YOUR INSTRUCTIONS: Locate all lines in the data below that hold "dugouts" and show them.

□ □ □

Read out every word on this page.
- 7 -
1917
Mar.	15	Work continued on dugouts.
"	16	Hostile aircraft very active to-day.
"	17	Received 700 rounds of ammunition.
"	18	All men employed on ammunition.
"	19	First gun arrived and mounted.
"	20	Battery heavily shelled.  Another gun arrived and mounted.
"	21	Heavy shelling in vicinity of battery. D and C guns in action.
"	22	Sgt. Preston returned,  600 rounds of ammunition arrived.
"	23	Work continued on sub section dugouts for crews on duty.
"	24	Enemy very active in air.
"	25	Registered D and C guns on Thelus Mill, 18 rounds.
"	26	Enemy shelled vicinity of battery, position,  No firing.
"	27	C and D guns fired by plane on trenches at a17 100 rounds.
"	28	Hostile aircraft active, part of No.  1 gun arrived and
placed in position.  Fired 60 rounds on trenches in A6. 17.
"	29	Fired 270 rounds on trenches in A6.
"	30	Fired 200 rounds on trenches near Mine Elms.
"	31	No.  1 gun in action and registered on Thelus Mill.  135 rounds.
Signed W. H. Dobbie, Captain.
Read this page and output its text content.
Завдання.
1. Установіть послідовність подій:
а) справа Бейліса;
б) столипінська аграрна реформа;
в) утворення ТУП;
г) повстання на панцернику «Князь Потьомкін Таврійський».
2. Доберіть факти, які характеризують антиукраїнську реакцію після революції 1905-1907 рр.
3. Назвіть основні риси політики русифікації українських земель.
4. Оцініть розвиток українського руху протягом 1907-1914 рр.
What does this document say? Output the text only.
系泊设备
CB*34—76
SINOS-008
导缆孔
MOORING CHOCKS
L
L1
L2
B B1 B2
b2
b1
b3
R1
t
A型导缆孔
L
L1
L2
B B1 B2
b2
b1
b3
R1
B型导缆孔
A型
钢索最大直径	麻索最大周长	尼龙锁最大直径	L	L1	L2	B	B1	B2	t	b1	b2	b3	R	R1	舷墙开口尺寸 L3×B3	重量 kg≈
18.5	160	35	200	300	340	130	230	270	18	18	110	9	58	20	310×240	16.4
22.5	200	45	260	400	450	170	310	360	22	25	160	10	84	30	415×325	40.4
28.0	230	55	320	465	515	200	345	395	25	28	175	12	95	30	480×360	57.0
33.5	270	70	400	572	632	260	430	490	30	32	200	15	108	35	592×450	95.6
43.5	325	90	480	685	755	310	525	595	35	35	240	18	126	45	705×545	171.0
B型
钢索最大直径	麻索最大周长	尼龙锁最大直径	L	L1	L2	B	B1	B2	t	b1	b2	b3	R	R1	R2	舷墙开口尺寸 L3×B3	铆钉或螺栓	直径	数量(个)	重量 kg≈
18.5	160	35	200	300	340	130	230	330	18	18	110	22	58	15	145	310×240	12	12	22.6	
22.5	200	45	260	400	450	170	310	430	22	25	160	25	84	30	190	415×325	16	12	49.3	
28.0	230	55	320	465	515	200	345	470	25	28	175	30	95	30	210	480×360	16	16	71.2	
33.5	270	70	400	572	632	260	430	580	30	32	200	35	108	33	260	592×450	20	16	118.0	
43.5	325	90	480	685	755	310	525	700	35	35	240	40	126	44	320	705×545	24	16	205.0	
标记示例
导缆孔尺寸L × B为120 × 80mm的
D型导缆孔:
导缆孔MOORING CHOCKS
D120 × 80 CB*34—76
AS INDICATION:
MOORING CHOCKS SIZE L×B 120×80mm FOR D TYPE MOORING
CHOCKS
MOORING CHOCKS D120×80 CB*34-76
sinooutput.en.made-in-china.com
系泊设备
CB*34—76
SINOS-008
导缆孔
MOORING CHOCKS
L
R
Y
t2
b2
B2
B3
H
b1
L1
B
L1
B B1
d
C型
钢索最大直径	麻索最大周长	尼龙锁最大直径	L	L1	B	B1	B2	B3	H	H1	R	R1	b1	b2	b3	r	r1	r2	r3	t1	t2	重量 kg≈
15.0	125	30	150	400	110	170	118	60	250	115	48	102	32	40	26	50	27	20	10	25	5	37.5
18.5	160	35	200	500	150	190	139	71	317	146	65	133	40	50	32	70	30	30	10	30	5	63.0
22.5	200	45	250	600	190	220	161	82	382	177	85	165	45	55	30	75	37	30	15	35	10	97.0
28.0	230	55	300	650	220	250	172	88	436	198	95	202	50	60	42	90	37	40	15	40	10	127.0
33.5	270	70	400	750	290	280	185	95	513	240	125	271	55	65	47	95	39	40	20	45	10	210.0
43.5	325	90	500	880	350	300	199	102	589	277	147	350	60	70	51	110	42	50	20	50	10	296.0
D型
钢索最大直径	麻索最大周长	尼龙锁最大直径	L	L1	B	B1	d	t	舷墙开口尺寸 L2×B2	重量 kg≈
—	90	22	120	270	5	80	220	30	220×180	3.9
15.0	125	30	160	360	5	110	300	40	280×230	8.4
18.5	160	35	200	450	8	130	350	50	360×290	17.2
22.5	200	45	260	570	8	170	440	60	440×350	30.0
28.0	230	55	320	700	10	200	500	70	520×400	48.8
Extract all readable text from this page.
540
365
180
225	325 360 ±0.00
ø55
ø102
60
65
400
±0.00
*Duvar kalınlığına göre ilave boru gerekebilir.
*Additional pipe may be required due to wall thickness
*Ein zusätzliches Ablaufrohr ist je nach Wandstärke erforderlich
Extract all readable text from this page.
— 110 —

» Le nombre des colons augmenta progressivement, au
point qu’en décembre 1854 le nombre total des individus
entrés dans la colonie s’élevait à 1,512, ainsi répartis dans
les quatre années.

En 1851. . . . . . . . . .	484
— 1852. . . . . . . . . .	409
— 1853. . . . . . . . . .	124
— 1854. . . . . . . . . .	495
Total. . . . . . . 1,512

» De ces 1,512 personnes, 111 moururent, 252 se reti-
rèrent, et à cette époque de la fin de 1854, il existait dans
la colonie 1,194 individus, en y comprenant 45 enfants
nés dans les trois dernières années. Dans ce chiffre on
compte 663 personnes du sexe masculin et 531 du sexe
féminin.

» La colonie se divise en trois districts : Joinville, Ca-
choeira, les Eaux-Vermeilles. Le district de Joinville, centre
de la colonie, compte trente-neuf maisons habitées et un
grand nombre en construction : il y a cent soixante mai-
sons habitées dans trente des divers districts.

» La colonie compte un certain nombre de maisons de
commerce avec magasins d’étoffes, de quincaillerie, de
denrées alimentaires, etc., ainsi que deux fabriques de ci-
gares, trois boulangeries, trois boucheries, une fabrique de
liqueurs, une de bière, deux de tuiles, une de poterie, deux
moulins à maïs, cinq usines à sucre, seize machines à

□ □ □

ANSWER FOR THIS EXERCISE:
Mar.	15	Work continued on dugouts.
"	23	Work continued on sub section dugouts for crews on duty.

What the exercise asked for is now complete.